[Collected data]
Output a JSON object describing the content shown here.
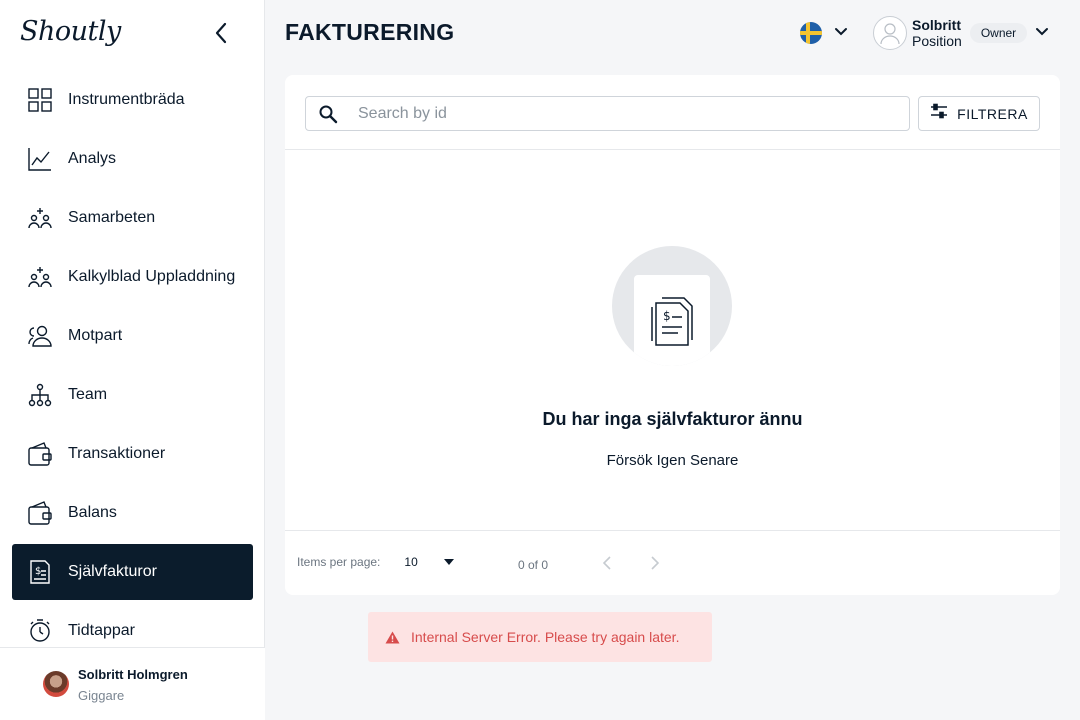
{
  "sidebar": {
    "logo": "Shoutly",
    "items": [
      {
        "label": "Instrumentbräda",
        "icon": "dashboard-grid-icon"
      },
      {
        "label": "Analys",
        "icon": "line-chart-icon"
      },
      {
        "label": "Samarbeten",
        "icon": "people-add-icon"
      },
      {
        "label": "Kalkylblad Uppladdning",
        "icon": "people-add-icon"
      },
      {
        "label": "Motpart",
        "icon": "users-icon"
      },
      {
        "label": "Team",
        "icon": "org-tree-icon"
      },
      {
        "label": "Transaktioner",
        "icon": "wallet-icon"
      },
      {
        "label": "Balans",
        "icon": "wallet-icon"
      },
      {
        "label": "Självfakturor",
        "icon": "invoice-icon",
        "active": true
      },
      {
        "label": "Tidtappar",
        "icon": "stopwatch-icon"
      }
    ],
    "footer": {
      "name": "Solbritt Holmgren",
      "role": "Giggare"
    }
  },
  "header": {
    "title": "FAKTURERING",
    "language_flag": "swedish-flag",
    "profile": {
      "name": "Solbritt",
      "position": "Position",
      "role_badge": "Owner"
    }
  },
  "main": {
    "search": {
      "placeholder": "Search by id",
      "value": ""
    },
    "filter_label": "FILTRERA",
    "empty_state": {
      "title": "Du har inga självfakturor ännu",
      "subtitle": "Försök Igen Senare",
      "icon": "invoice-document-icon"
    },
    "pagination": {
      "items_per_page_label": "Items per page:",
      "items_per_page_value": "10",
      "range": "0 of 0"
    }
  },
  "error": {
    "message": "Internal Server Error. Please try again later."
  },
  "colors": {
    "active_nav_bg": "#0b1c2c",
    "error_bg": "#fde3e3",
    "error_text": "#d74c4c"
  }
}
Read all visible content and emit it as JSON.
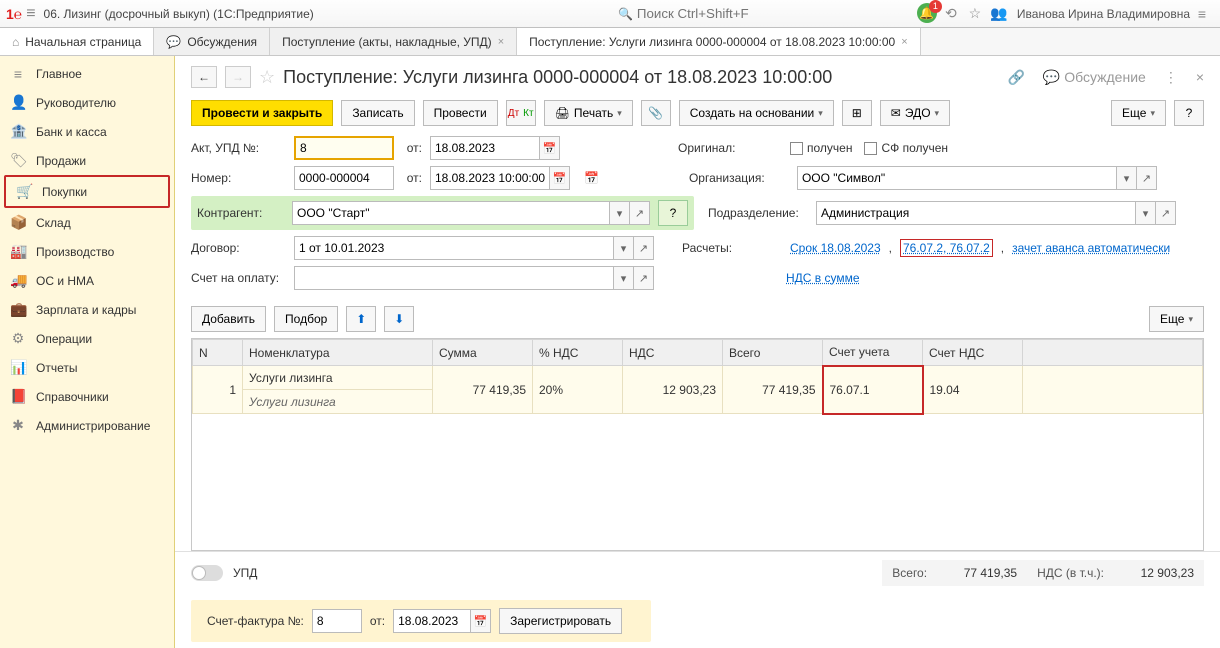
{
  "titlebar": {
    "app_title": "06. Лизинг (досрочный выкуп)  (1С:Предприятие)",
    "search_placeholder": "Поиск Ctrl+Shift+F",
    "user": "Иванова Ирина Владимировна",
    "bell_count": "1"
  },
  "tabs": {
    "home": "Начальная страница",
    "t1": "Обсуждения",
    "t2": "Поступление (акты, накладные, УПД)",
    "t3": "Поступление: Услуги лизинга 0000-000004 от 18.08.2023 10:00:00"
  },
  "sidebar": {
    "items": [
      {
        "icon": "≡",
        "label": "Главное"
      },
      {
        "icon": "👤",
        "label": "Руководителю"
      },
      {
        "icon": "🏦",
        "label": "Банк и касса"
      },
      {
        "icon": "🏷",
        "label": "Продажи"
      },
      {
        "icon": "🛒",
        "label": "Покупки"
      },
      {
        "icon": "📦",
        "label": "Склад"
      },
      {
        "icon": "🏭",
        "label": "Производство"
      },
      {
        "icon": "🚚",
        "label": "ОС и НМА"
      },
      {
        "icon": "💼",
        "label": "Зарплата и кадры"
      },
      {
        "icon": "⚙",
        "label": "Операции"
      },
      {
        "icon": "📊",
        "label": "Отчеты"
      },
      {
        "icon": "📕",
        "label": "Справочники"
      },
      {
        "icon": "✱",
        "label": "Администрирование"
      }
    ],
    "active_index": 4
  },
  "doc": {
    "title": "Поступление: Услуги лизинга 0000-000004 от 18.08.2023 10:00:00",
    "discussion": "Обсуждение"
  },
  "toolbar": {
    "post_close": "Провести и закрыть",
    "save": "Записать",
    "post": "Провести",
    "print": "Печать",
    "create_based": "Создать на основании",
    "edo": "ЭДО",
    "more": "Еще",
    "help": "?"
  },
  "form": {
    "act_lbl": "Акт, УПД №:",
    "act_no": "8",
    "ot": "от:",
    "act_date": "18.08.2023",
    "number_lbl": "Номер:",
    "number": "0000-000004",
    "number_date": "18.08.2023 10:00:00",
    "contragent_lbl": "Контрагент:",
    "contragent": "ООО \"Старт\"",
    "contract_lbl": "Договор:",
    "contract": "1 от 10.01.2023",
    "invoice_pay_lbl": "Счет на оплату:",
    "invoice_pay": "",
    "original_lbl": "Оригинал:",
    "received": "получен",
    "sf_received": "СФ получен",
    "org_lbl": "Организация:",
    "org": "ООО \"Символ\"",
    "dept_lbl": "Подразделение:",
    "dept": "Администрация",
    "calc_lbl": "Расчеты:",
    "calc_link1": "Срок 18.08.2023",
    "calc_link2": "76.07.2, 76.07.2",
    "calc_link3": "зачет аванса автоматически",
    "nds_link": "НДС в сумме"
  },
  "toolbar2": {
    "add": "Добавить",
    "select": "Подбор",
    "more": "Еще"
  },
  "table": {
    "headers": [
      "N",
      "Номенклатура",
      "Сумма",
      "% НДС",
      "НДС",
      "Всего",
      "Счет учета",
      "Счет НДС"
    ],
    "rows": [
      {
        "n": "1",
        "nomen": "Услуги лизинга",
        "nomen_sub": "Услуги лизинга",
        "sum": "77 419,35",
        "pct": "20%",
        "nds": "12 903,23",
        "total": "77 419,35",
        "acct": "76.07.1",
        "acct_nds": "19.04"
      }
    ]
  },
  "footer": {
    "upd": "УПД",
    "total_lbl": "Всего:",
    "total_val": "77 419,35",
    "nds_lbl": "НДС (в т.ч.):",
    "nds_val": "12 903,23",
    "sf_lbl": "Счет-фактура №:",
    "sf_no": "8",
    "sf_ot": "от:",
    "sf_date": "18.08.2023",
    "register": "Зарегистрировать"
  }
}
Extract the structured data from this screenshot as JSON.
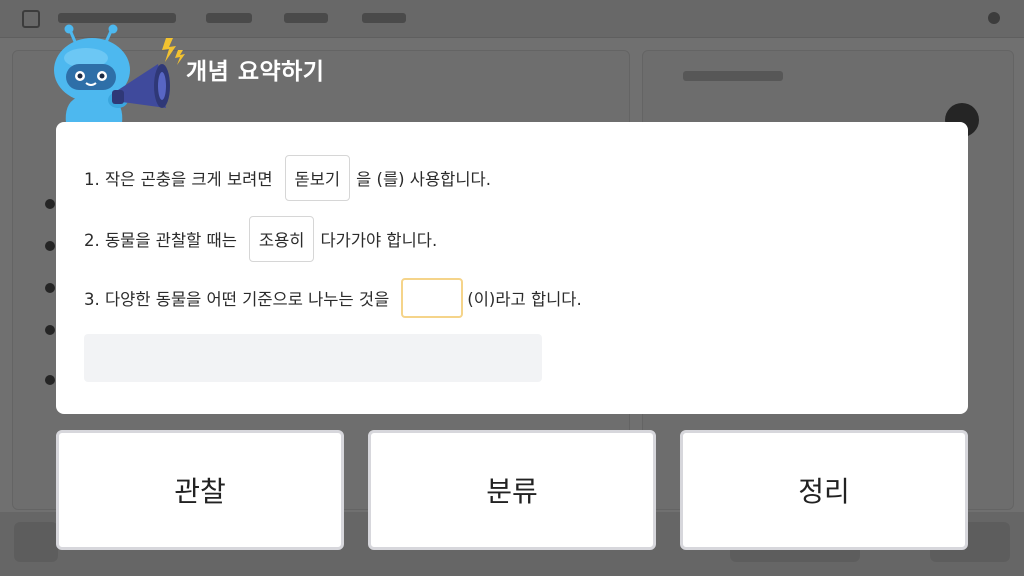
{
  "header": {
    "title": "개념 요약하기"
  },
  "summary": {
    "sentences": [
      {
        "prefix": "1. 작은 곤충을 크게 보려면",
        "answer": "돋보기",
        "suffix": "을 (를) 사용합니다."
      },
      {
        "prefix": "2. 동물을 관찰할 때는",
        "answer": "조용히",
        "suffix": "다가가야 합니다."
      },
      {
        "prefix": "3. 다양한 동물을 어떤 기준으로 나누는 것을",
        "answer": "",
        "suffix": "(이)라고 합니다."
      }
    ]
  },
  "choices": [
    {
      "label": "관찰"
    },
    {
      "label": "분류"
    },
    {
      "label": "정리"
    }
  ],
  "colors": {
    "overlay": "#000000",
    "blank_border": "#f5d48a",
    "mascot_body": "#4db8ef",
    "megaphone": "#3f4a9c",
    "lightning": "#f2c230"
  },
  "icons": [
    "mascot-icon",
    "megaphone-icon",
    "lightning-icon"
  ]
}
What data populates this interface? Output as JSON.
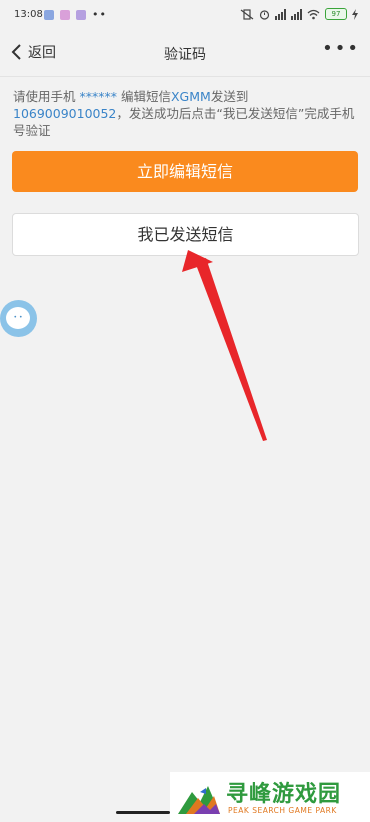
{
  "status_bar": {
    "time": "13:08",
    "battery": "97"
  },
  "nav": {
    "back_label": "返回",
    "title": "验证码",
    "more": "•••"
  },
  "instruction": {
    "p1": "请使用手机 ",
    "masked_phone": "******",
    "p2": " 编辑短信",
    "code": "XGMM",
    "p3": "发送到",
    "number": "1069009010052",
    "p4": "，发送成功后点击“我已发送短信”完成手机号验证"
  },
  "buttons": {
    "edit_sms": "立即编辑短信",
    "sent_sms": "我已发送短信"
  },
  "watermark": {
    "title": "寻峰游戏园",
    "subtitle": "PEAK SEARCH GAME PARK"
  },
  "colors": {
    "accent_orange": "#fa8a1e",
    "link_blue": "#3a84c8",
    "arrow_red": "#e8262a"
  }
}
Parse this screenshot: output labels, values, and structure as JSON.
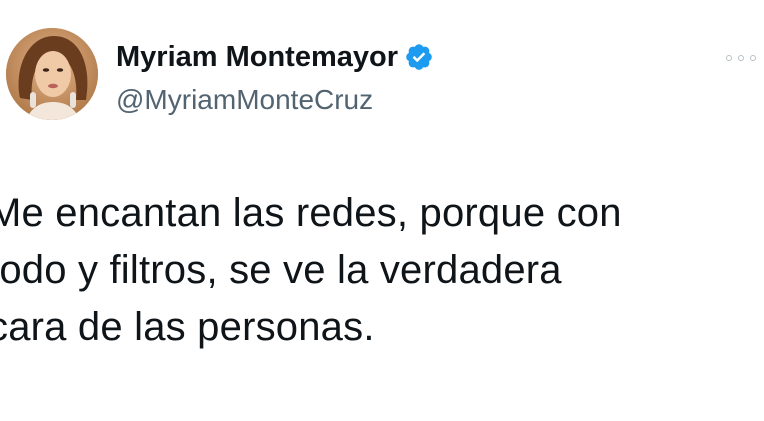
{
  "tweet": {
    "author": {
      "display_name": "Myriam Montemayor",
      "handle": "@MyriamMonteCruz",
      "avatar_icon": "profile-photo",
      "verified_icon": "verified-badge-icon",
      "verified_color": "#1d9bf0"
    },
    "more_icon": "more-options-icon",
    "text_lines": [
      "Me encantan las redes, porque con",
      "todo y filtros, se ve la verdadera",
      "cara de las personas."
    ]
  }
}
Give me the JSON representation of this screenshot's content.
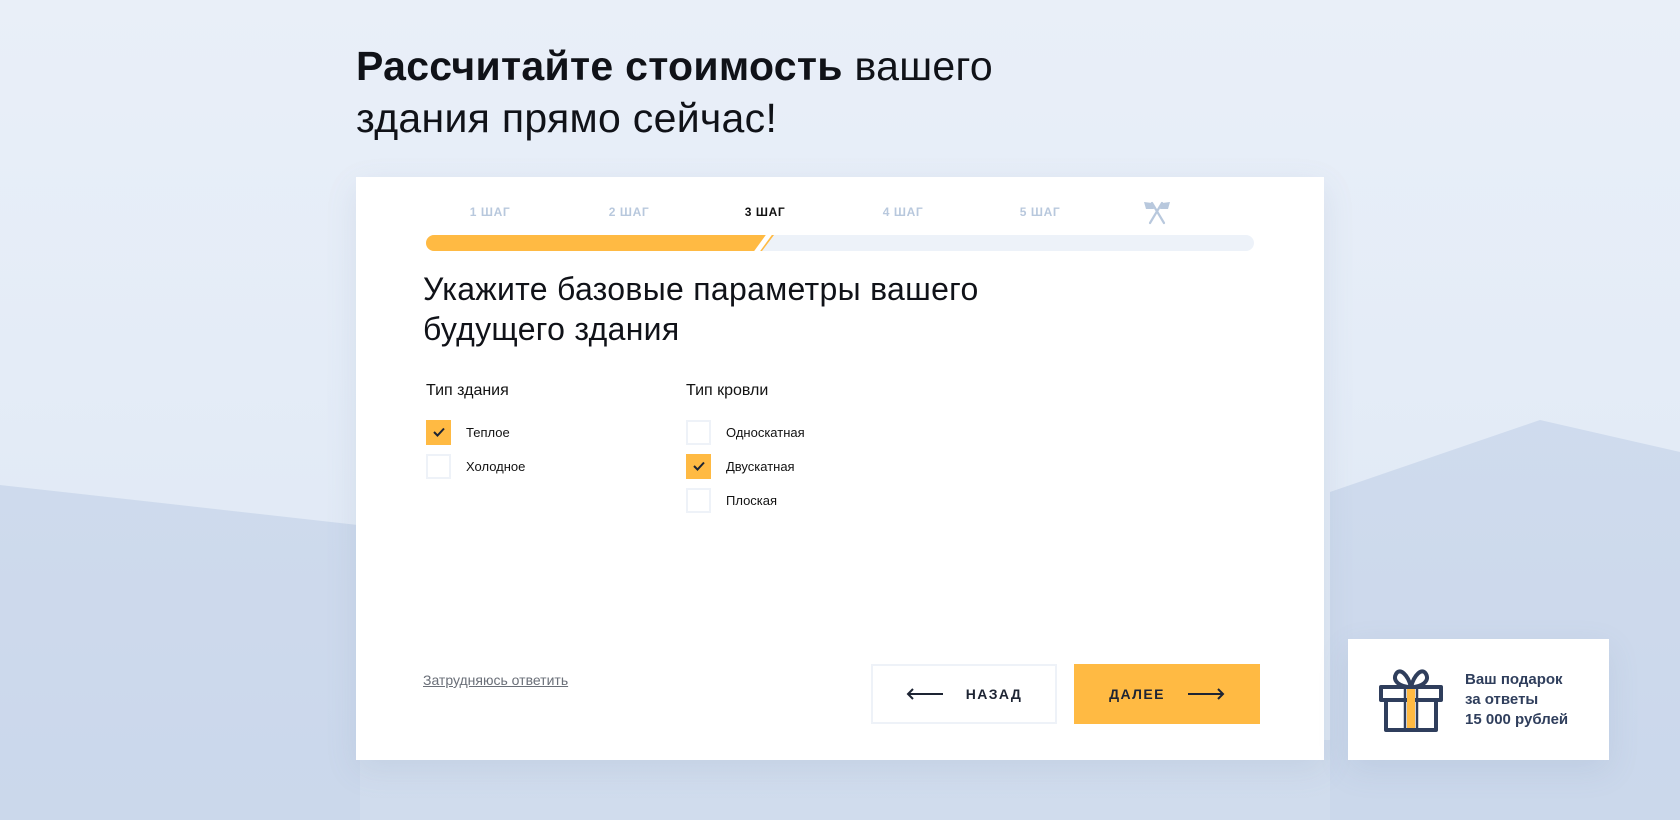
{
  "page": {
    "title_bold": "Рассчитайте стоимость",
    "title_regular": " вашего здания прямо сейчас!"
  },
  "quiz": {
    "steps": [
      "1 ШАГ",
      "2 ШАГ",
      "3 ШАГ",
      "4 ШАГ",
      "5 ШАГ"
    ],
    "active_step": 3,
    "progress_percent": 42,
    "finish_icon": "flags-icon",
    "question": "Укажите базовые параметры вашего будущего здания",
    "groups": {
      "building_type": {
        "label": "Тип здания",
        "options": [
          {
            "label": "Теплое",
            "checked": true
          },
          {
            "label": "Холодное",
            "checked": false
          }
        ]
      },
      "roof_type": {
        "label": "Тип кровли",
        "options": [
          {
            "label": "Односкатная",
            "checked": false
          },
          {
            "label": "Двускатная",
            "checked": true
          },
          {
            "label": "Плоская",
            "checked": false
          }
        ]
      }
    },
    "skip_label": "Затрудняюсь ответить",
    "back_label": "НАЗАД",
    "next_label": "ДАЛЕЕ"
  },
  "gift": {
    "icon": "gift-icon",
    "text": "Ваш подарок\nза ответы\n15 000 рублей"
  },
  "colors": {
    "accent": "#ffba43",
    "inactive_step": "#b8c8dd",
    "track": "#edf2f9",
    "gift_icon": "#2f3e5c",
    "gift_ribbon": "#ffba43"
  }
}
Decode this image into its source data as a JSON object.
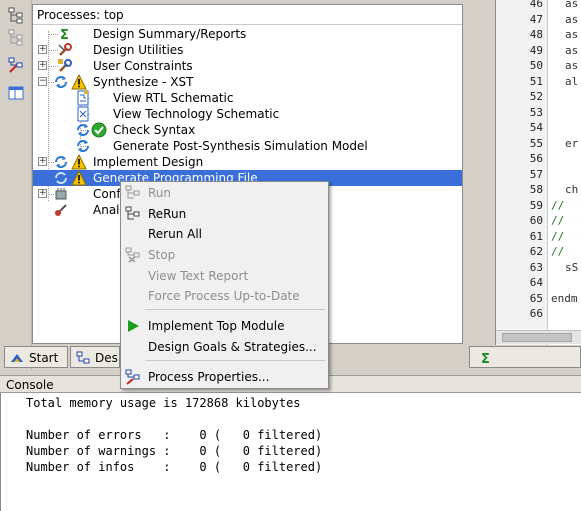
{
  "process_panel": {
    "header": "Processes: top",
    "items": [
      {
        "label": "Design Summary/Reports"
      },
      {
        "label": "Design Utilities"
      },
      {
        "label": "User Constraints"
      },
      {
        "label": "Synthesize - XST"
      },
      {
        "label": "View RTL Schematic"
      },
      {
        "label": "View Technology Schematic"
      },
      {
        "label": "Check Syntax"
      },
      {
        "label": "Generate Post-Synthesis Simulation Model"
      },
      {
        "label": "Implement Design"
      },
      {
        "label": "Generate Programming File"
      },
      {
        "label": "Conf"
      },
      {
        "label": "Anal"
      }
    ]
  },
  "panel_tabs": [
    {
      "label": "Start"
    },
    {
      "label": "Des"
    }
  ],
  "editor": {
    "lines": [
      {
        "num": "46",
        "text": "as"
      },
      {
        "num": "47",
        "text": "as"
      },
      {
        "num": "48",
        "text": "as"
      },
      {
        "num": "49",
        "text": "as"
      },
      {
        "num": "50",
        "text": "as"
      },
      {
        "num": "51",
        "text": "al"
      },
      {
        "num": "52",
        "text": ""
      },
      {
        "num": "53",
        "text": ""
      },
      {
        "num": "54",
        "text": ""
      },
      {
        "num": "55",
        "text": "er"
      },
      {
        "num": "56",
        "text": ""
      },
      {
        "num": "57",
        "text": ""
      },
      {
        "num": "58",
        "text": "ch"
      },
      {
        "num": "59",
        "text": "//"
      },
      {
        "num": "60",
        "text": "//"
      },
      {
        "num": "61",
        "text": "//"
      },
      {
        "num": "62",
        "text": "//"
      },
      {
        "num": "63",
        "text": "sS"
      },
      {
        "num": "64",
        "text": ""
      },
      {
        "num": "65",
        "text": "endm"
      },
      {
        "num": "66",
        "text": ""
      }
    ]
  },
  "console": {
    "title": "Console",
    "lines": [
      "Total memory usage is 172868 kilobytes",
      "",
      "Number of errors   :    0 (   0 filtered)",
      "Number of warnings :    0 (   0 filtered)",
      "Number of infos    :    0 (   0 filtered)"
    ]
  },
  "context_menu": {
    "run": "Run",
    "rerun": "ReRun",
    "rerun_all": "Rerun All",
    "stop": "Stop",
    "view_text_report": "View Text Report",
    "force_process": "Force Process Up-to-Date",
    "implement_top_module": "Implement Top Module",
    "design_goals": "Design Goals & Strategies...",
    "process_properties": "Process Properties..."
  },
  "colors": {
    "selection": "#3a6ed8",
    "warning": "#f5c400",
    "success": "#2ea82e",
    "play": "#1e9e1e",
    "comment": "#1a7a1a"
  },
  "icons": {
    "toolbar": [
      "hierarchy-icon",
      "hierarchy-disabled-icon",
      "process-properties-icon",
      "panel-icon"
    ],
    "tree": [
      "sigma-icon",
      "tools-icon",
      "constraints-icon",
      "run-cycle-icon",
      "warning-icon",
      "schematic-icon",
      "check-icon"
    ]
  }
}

> [PROBLEM] State only the number of lines in these entries that contain "suffix".

> [RESULT] 3